* Data
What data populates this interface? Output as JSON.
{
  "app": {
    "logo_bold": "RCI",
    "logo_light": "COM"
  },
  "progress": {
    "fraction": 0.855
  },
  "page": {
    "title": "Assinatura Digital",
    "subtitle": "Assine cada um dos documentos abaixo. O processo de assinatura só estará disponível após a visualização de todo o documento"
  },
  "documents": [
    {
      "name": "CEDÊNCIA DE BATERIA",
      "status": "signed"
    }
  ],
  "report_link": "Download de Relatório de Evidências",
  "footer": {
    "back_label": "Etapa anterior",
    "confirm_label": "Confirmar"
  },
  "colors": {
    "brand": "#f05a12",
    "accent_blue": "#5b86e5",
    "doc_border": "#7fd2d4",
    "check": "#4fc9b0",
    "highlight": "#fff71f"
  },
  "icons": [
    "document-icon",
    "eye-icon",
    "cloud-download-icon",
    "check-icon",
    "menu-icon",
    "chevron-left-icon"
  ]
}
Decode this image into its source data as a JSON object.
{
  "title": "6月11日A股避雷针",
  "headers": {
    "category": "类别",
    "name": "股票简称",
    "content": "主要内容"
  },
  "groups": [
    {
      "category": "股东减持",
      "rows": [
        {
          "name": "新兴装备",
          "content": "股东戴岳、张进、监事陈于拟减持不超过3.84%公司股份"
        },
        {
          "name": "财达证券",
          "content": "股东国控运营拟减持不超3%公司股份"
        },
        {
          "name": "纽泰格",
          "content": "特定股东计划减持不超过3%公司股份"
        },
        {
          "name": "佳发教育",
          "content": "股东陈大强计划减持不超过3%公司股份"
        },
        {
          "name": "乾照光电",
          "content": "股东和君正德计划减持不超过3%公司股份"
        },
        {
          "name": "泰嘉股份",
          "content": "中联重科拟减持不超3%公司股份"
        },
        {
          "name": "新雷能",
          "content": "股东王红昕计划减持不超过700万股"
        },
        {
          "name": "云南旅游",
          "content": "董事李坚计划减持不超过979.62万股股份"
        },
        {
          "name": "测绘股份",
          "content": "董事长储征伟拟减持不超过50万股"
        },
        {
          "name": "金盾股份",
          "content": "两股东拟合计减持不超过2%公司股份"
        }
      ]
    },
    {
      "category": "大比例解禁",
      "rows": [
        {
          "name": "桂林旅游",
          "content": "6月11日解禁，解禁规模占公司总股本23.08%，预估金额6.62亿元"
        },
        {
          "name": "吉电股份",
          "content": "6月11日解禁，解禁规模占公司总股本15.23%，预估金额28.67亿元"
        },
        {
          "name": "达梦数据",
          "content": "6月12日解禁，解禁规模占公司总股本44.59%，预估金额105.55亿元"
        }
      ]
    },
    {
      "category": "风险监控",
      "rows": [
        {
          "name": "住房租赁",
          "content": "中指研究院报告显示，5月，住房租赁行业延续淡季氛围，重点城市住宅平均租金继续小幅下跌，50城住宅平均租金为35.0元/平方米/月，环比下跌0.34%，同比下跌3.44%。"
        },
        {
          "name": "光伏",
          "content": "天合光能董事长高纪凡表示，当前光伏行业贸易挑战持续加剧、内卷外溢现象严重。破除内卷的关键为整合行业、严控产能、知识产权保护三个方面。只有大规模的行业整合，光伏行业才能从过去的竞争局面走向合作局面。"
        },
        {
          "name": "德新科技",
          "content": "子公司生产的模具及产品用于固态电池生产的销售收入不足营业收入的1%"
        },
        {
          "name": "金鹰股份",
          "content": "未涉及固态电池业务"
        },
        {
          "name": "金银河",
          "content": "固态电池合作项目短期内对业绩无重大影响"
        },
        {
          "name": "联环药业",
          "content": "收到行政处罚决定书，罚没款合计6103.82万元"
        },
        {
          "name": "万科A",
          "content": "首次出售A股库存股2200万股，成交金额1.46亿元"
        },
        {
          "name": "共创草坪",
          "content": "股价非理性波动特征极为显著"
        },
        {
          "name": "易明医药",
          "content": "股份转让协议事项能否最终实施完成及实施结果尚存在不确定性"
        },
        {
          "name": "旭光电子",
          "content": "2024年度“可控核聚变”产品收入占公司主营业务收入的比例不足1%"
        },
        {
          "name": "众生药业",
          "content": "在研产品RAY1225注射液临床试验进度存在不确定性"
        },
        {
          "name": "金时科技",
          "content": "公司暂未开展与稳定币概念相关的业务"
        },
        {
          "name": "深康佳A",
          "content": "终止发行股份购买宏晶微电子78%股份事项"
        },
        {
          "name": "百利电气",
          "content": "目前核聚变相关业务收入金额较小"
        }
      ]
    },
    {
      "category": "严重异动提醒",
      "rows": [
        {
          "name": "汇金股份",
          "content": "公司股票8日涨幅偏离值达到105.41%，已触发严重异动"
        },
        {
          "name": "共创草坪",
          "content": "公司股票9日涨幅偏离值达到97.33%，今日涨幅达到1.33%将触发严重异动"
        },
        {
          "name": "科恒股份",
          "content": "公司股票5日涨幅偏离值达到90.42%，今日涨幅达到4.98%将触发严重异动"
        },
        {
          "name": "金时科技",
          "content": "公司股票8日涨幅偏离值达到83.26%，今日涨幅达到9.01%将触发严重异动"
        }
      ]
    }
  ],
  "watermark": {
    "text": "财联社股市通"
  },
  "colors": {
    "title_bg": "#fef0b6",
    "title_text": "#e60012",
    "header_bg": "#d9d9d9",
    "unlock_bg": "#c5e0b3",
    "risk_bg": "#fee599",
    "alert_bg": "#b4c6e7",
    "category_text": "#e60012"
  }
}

* Aim of the task
Reproduce the whole listing word for word.

* The completed task
What data populates this interface? Output as JSON.
{
  "app": {
    "logo_bold": "RCI",
    "logo_light": "COM"
  },
  "progress": {
    "fraction": 0.855
  },
  "page": {
    "title": "Assinatura Digital",
    "subtitle": "Assine cada um dos documentos abaixo. O processo de assinatura só estará disponível após a visualização de todo o documento"
  },
  "documents": [
    {
      "name": "CEDÊNCIA DE BATERIA",
      "status": "signed"
    }
  ],
  "report_link": "Download de Relatório de Evidências",
  "footer": {
    "back_label": "Etapa anterior",
    "confirm_label": "Confirmar"
  },
  "colors": {
    "brand": "#f05a12",
    "accent_blue": "#5b86e5",
    "doc_border": "#7fd2d4",
    "check": "#4fc9b0",
    "highlight": "#fff71f"
  },
  "icons": [
    "document-icon",
    "eye-icon",
    "cloud-download-icon",
    "check-icon",
    "menu-icon",
    "chevron-left-icon"
  ]
}
Decode this image into its source data as a JSON object.
{
  "title": "6月11日A股避雷针",
  "headers": {
    "category": "类别",
    "name": "股票简称",
    "content": "主要内容"
  },
  "groups": [
    {
      "category": "股东减持",
      "rows": [
        {
          "name": "新兴装备",
          "content": "股东戴岳、张进、监事陈于拟减持不超过3.84%公司股份"
        },
        {
          "name": "财达证券",
          "content": "股东国控运营拟减持不超3%公司股份"
        },
        {
          "name": "纽泰格",
          "content": "特定股东计划减持不超过3%公司股份"
        },
        {
          "name": "佳发教育",
          "content": "股东陈大强计划减持不超过3%公司股份"
        },
        {
          "name": "乾照光电",
          "content": "股东和君正德计划减持不超过3%公司股份"
        },
        {
          "name": "泰嘉股份",
          "content": "中联重科拟减持不超3%公司股份"
        },
        {
          "name": "新雷能",
          "content": "股东王红昕计划减持不超过700万股"
        },
        {
          "name": "云南旅游",
          "content": "董事李坚计划减持不超过979.62万股股份"
        },
        {
          "name": "测绘股份",
          "content": "董事长储征伟拟减持不超过50万股"
        },
        {
          "name": "金盾股份",
          "content": "两股东拟合计减持不超过2%公司股份"
        }
      ]
    },
    {
      "category": "大比例解禁",
      "rows": [
        {
          "name": "桂林旅游",
          "content": "6月11日解禁，解禁规模占公司总股本23.08%，预估金额6.62亿元"
        },
        {
          "name": "吉电股份",
          "content": "6月11日解禁，解禁规模占公司总股本15.23%，预估金额28.67亿元"
        },
        {
          "name": "达梦数据",
          "content": "6月12日解禁，解禁规模占公司总股本44.59%，预估金额105.55亿元"
        }
      ]
    },
    {
      "category": "风险监控",
      "rows": [
        {
          "name": "住房租赁",
          "content": "中指研究院报告显示，5月，住房租赁行业延续淡季氛围，重点城市住宅平均租金继续小幅下跌，50城住宅平均租金为35.0元/平方米/月，环比下跌0.34%，同比下跌3.44%。"
        },
        {
          "name": "光伏",
          "content": "天合光能董事长高纪凡表示，当前光伏行业贸易挑战持续加剧、内卷外溢现象严重。破除内卷的关键为整合行业、严控产能、知识产权保护三个方面。只有大规模的行业整合，光伏行业才能从过去的竞争局面走向合作局面。"
        },
        {
          "name": "德新科技",
          "content": "子公司生产的模具及产品用于固态电池生产的销售收入不足营业收入的1%"
        },
        {
          "name": "金鹰股份",
          "content": "未涉及固态电池业务"
        },
        {
          "name": "金银河",
          "content": "固态电池合作项目短期内对业绩无重大影响"
        },
        {
          "name": "联环药业",
          "content": "收到行政处罚决定书，罚没款合计6103.82万元"
        },
        {
          "name": "万科A",
          "content": "首次出售A股库存股2200万股，成交金额1.46亿元"
        },
        {
          "name": "共创草坪",
          "content": "股价非理性波动特征极为显著"
        },
        {
          "name": "易明医药",
          "content": "股份转让协议事项能否最终实施完成及实施结果尚存在不确定性"
        },
        {
          "name": "旭光电子",
          "content": "2024年度“可控核聚变”产品收入占公司主营业务收入的比例不足1%"
        },
        {
          "name": "众生药业",
          "content": "在研产品RAY1225注射液临床试验进度存在不确定性"
        },
        {
          "name": "金时科技",
          "content": "公司暂未开展与稳定币概念相关的业务"
        },
        {
          "name": "深康佳A",
          "content": "终止发行股份购买宏晶微电子78%股份事项"
        },
        {
          "name": "百利电气",
          "content": "目前核聚变相关业务收入金额较小"
        }
      ]
    },
    {
      "category": "严重异动提醒",
      "rows": [
        {
          "name": "汇金股份",
          "content": "公司股票8日涨幅偏离值达到105.41%，已触发严重异动"
        },
        {
          "name": "共创草坪",
          "content": "公司股票9日涨幅偏离值达到97.33%，今日涨幅达到1.33%将触发严重异动"
        },
        {
          "name": "科恒股份",
          "content": "公司股票5日涨幅偏离值达到90.42%，今日涨幅达到4.98%将触发严重异动"
        },
        {
          "name": "金时科技",
          "content": "公司股票8日涨幅偏离值达到83.26%，今日涨幅达到9.01%将触发严重异动"
        }
      ]
    }
  ],
  "watermark": {
    "text": "财联社股市通"
  },
  "colors": {
    "title_bg": "#fef0b6",
    "title_text": "#e60012",
    "header_bg": "#d9d9d9",
    "unlock_bg": "#c5e0b3",
    "risk_bg": "#fee599",
    "alert_bg": "#b4c6e7",
    "category_text": "#e60012"
  }
}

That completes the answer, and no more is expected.